Entries with figure data
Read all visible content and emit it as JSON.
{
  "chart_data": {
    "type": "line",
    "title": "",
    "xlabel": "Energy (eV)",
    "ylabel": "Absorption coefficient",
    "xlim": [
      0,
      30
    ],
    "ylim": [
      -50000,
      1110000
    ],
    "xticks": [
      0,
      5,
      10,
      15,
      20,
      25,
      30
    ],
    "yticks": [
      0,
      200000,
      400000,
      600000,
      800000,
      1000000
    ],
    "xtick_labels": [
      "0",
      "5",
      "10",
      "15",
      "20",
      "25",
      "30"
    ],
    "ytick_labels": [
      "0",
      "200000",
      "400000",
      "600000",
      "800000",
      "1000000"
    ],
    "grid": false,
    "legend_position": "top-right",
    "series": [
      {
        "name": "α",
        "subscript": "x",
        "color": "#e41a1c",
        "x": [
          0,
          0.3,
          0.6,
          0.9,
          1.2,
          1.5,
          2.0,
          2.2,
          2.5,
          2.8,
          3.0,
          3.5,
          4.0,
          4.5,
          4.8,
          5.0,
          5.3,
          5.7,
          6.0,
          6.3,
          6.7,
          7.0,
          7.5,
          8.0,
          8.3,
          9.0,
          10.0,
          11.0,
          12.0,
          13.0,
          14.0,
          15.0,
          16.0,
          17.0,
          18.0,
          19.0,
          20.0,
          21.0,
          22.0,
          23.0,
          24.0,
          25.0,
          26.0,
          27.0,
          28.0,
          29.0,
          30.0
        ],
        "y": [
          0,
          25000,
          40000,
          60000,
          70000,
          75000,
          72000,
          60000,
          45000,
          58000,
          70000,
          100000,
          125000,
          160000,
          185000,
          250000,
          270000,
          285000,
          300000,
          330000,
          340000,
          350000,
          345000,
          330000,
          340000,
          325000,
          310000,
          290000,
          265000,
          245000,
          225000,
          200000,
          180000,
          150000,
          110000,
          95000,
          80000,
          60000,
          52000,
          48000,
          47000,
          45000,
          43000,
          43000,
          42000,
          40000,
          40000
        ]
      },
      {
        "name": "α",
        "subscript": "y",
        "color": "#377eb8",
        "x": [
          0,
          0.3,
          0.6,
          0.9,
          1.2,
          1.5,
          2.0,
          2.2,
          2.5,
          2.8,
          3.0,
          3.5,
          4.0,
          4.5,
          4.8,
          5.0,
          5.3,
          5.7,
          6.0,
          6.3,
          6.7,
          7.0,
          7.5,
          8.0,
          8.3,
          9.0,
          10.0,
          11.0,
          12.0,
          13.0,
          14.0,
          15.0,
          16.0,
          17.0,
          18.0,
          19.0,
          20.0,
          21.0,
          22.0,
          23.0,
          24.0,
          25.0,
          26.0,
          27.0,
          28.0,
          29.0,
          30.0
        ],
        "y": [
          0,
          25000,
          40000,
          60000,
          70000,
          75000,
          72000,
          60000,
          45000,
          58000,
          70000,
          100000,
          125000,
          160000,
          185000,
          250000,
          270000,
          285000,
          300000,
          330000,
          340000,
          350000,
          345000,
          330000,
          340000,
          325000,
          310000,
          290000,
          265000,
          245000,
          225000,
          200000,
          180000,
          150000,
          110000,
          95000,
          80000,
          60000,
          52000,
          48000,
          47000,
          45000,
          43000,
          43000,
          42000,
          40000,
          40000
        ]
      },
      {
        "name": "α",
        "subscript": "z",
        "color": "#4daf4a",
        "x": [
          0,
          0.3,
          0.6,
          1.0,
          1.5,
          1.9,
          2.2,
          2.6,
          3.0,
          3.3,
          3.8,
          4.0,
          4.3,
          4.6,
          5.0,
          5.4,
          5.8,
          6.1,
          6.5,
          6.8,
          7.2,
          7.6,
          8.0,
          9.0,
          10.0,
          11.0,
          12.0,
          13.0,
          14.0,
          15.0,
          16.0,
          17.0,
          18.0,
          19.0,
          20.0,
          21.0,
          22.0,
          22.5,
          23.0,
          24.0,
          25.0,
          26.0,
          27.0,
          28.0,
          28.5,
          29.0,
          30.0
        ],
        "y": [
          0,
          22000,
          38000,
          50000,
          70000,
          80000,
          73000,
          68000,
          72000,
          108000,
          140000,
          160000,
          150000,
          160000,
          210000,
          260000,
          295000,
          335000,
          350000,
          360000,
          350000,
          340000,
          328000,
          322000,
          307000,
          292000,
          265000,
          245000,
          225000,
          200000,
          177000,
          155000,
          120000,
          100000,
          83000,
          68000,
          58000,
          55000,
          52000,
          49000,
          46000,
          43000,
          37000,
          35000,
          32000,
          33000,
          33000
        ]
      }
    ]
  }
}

:: Task instructions ::
All records above must be set down exactly, please.

:: Written answer ::
Read all visible content and emit it as JSON.
{
  "chart_data": {
    "type": "line",
    "title": "",
    "xlabel": "Energy (eV)",
    "ylabel": "Absorption coefficient",
    "xlim": [
      0,
      30
    ],
    "ylim": [
      -50000,
      1110000
    ],
    "xticks": [
      0,
      5,
      10,
      15,
      20,
      25,
      30
    ],
    "yticks": [
      0,
      200000,
      400000,
      600000,
      800000,
      1000000
    ],
    "xtick_labels": [
      "0",
      "5",
      "10",
      "15",
      "20",
      "25",
      "30"
    ],
    "ytick_labels": [
      "0",
      "200000",
      "400000",
      "600000",
      "800000",
      "1000000"
    ],
    "grid": false,
    "legend_position": "top-right",
    "series": [
      {
        "name": "α",
        "subscript": "x",
        "color": "#e41a1c",
        "x": [
          0,
          0.3,
          0.6,
          0.9,
          1.2,
          1.5,
          2.0,
          2.2,
          2.5,
          2.8,
          3.0,
          3.5,
          4.0,
          4.5,
          4.8,
          5.0,
          5.3,
          5.7,
          6.0,
          6.3,
          6.7,
          7.0,
          7.5,
          8.0,
          8.3,
          9.0,
          10.0,
          11.0,
          12.0,
          13.0,
          14.0,
          15.0,
          16.0,
          17.0,
          18.0,
          19.0,
          20.0,
          21.0,
          22.0,
          23.0,
          24.0,
          25.0,
          26.0,
          27.0,
          28.0,
          29.0,
          30.0
        ],
        "y": [
          0,
          25000,
          40000,
          60000,
          70000,
          75000,
          72000,
          60000,
          45000,
          58000,
          70000,
          100000,
          125000,
          160000,
          185000,
          250000,
          270000,
          285000,
          300000,
          330000,
          340000,
          350000,
          345000,
          330000,
          340000,
          325000,
          310000,
          290000,
          265000,
          245000,
          225000,
          200000,
          180000,
          150000,
          110000,
          95000,
          80000,
          60000,
          52000,
          48000,
          47000,
          45000,
          43000,
          43000,
          42000,
          40000,
          40000
        ]
      },
      {
        "name": "α",
        "subscript": "y",
        "color": "#377eb8",
        "x": [
          0,
          0.3,
          0.6,
          0.9,
          1.2,
          1.5,
          2.0,
          2.2,
          2.5,
          2.8,
          3.0,
          3.5,
          4.0,
          4.5,
          4.8,
          5.0,
          5.3,
          5.7,
          6.0,
          6.3,
          6.7,
          7.0,
          7.5,
          8.0,
          8.3,
          9.0,
          10.0,
          11.0,
          12.0,
          13.0,
          14.0,
          15.0,
          16.0,
          17.0,
          18.0,
          19.0,
          20.0,
          21.0,
          22.0,
          23.0,
          24.0,
          25.0,
          26.0,
          27.0,
          28.0,
          29.0,
          30.0
        ],
        "y": [
          0,
          25000,
          40000,
          60000,
          70000,
          75000,
          72000,
          60000,
          45000,
          58000,
          70000,
          100000,
          125000,
          160000,
          185000,
          250000,
          270000,
          285000,
          300000,
          330000,
          340000,
          350000,
          345000,
          330000,
          340000,
          325000,
          310000,
          290000,
          265000,
          245000,
          225000,
          200000,
          180000,
          150000,
          110000,
          95000,
          80000,
          60000,
          52000,
          48000,
          47000,
          45000,
          43000,
          43000,
          42000,
          40000,
          40000
        ]
      },
      {
        "name": "α",
        "subscript": "z",
        "color": "#4daf4a",
        "x": [
          0,
          0.3,
          0.6,
          1.0,
          1.5,
          1.9,
          2.2,
          2.6,
          3.0,
          3.3,
          3.8,
          4.0,
          4.3,
          4.6,
          5.0,
          5.4,
          5.8,
          6.1,
          6.5,
          6.8,
          7.2,
          7.6,
          8.0,
          9.0,
          10.0,
          11.0,
          12.0,
          13.0,
          14.0,
          15.0,
          16.0,
          17.0,
          18.0,
          19.0,
          20.0,
          21.0,
          22.0,
          22.5,
          23.0,
          24.0,
          25.0,
          26.0,
          27.0,
          28.0,
          28.5,
          29.0,
          30.0
        ],
        "y": [
          0,
          22000,
          38000,
          50000,
          70000,
          80000,
          73000,
          68000,
          72000,
          108000,
          140000,
          160000,
          150000,
          160000,
          210000,
          260000,
          295000,
          335000,
          350000,
          360000,
          350000,
          340000,
          328000,
          322000,
          307000,
          292000,
          265000,
          245000,
          225000,
          200000,
          177000,
          155000,
          120000,
          100000,
          83000,
          68000,
          58000,
          55000,
          52000,
          49000,
          46000,
          43000,
          37000,
          35000,
          32000,
          33000,
          33000
        ]
      }
    ]
  }
}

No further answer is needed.